Do this: Return the material word for word. Do not include pictures.

Records from a dataset
----------

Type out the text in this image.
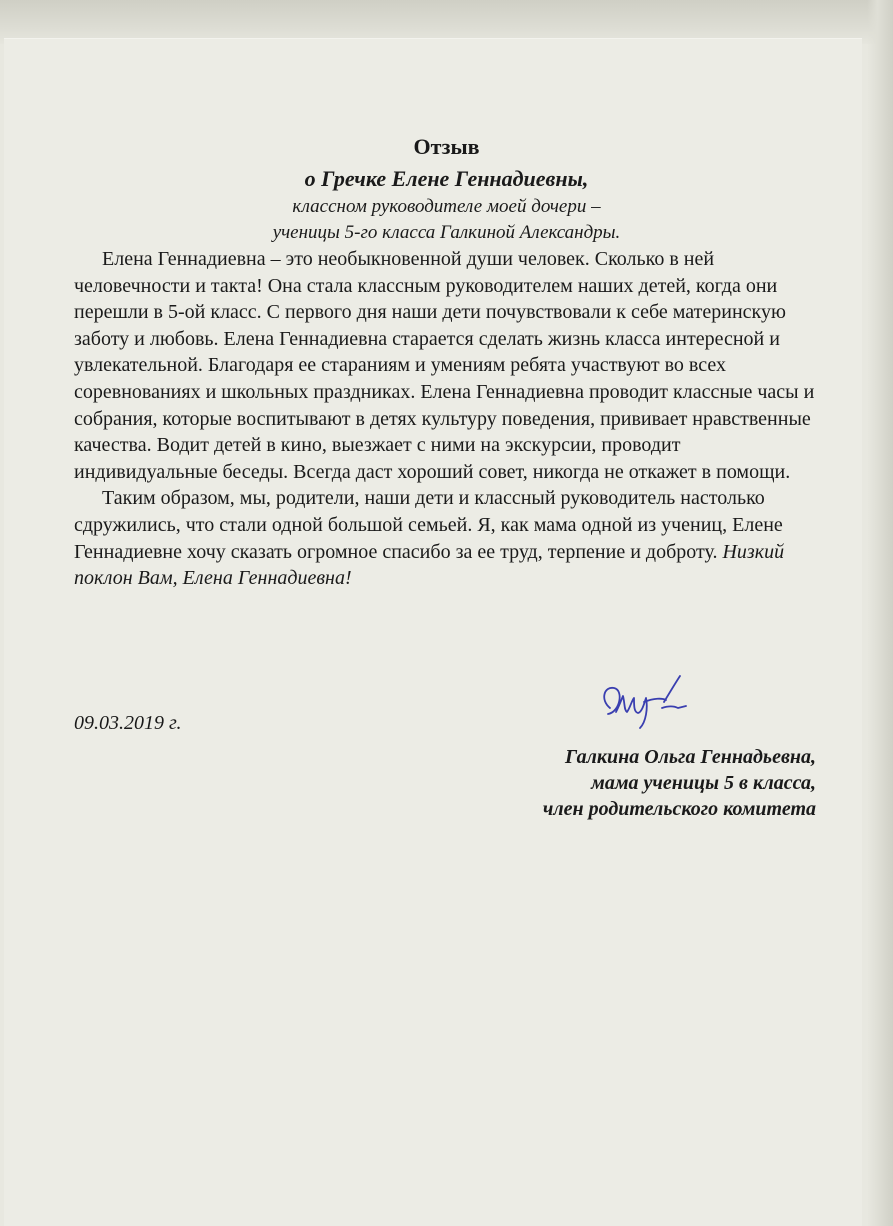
Отзыв
о Гречке Елене Геннадиевны,
классном руководителе моей дочери –
ученицы 5-го класса Галкиной Александры.

Елена Геннадиевна – это необыкновенной души человек. Сколько в ней человечности и такта! Она стала классным руководителем наших детей, когда они перешли в 5-ой класс. С первого дня наши дети почувствовали к себе материнскую заботу и любовь. Елена Геннадиевна старается сделать жизнь класса интересной и увлекательной. Благодаря ее стараниям и умениям ребята участвуют во всех соревнованиях и школьных праздниках. Елена Геннадиевна проводит классные часы и собрания, которые воспитывают в детях культуру поведения, прививает нравственные качества. Водит детей в кино, выезжает с ними на экскурсии, проводит индивидуальные беседы. Всегда даст хороший совет, никогда не откажет в помощи.

Таким образом, мы, родители, наши дети и классный руководитель настолько сдружились, что стали одной большой семьей. Я, как мама одной из учениц, Елене Геннадиевне хочу сказать огромное спасибо за ее труд, терпение и доброту. Низкий поклон Вам, Елена Геннадиевна!

09.03.2019 г.
Галкина Ольга Геннадьевна,
мама ученицы 5 в класса,
член родительского комитета
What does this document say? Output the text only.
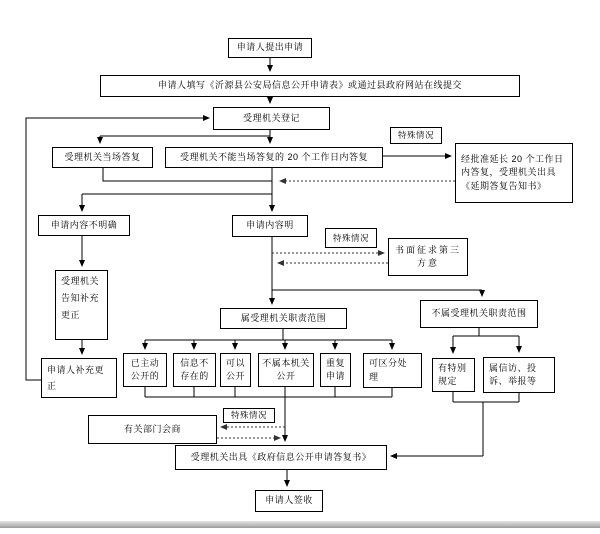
申请人提出申请
申请人填写《沂源县公安局信息公开申请表》或通过县政府网站在线提交
受理机关登记
受理机关当场答复	受理机关不能当场答复的 20 个工作日内答复
特殊情况
经批准延长 20 个工作日内答复，受理机关出具《延期答复告知书》
申请内容不明确	申请内容明
特殊情况
书面征求第三方意
受理机关告知补充更正
申请人补充更正
属受理机关职责范围	不属受理机关职责范围
已主动公开的
信息不存在的
可以公开
不属本机关公开
重复申请
可区分处理
有特别规定
属信访、投诉、举报等
特殊情况
有关部门会商
受理机关出具《政府信息公开申请答复书》
申请人签收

----------

Reply:
Type out the text in this image.
Отзыв
о Гречке Елене Геннадиевны,
классном руководителе моей дочери –
ученицы 5-го класса Галкиной Александры.

Елена Геннадиевна – это необыкновенной души человек. Сколько в ней человечности и такта! Она стала классным руководителем наших детей, когда они перешли в 5-ой класс. С первого дня наши дети почувствовали к себе материнскую заботу и любовь. Елена Геннадиевна старается сделать жизнь класса интересной и увлекательной. Благодаря ее стараниям и умениям ребята участвуют во всех соревнованиях и школьных праздниках. Елена Геннадиевна проводит классные часы и собрания, которые воспитывают в детях культуру поведения, прививает нравственные качества. Водит детей в кино, выезжает с ними на экскурсии, проводит индивидуальные беседы. Всегда даст хороший совет, никогда не откажет в помощи.

Таким образом, мы, родители, наши дети и классный руководитель настолько сдружились, что стали одной большой семьей. Я, как мама одной из учениц, Елене Геннадиевне хочу сказать огромное спасибо за ее труд, терпение и доброту. Низкий поклон Вам, Елена Геннадиевна!

09.03.2019 г.
Галкина Ольга Геннадьевна,
мама ученицы 5 в класса,
член родительского комитета
What does this document say? Output the text only.
申请人提出申请
申请人填写《沂源县公安局信息公开申请表》或通过县政府网站在线提交
受理机关登记
受理机关当场答复	受理机关不能当场答复的 20 个工作日内答复
特殊情况
经批准延长 20 个工作日内答复，受理机关出具《延期答复告知书》
申请内容不明确	申请内容明
特殊情况
书面征求第三方意
受理机关告知补充更正
申请人补充更正
属受理机关职责范围	不属受理机关职责范围
已主动公开的
信息不存在的
可以公开
不属本机关公开
重复申请
可区分处理
有特别规定
属信访、投诉、举报等
特殊情况
有关部门会商
受理机关出具《政府信息公开申请答复书》
申请人签收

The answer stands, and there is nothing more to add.